◆ **Challenge**:
Your task is to locate every line holding the string "title" and to copy each of them.

· · · · · · ·

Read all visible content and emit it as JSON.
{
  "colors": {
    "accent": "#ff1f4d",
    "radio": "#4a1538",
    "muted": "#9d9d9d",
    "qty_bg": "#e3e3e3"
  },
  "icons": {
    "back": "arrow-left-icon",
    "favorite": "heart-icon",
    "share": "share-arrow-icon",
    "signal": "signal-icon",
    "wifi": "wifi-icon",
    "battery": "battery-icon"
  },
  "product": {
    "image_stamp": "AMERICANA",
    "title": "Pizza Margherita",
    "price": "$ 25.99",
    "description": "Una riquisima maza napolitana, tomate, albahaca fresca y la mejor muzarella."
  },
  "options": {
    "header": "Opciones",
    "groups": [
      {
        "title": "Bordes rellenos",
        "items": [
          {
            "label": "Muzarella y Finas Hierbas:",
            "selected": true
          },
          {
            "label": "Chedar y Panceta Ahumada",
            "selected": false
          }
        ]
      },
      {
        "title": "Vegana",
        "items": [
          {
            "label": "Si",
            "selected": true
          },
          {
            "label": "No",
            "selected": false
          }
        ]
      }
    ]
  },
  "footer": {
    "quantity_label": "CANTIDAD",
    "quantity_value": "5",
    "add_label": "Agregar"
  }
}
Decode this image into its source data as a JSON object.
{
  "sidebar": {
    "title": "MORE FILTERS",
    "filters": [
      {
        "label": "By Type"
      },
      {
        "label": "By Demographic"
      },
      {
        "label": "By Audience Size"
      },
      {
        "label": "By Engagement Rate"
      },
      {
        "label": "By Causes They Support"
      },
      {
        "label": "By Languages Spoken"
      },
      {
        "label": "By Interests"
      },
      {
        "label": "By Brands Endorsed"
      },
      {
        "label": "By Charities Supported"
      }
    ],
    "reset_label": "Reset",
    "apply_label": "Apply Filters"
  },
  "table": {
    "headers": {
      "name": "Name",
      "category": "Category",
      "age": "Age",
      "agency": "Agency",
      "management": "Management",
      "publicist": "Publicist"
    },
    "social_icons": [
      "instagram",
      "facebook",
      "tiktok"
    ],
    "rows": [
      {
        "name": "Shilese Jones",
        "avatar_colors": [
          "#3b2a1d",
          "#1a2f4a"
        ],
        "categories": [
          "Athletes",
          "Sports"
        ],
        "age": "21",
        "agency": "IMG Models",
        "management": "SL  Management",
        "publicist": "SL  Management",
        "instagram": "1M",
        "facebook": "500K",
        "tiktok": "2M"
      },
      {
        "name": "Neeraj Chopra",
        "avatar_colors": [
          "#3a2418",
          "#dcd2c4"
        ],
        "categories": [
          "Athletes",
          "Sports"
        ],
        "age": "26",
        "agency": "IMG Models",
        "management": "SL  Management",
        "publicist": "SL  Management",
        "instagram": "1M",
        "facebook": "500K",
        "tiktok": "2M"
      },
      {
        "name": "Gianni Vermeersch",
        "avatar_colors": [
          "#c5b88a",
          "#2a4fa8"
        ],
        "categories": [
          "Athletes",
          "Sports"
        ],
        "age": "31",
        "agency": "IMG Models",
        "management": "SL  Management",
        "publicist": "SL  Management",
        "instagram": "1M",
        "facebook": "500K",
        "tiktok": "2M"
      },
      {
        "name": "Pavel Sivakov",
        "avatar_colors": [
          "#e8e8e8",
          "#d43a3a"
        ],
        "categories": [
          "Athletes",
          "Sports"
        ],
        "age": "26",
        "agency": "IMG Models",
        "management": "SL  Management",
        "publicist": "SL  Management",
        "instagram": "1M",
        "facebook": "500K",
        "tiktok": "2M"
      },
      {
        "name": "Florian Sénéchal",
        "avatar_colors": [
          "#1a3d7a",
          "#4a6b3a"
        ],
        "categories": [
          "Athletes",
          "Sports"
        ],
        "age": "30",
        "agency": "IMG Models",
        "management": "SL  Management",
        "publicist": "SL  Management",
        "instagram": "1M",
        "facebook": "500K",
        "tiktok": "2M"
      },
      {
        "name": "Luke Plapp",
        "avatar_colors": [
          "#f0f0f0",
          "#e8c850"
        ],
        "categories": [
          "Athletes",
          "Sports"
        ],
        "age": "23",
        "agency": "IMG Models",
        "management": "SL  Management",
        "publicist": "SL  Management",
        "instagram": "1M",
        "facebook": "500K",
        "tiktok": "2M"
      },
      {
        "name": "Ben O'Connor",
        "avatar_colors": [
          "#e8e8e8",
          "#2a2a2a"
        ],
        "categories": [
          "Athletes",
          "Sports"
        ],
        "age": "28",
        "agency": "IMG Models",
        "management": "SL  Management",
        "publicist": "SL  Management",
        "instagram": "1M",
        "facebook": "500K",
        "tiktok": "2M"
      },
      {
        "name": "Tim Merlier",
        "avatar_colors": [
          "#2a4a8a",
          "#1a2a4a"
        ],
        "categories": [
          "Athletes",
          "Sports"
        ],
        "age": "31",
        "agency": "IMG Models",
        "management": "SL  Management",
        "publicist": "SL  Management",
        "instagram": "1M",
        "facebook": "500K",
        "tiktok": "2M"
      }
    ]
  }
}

· · · · · · ·

◆ **The solution**:
    "title": "Pizza Margherita",
        "title": "Bordes rellenos",
        "title": "Vegana",
    "title": "MORE FILTERS",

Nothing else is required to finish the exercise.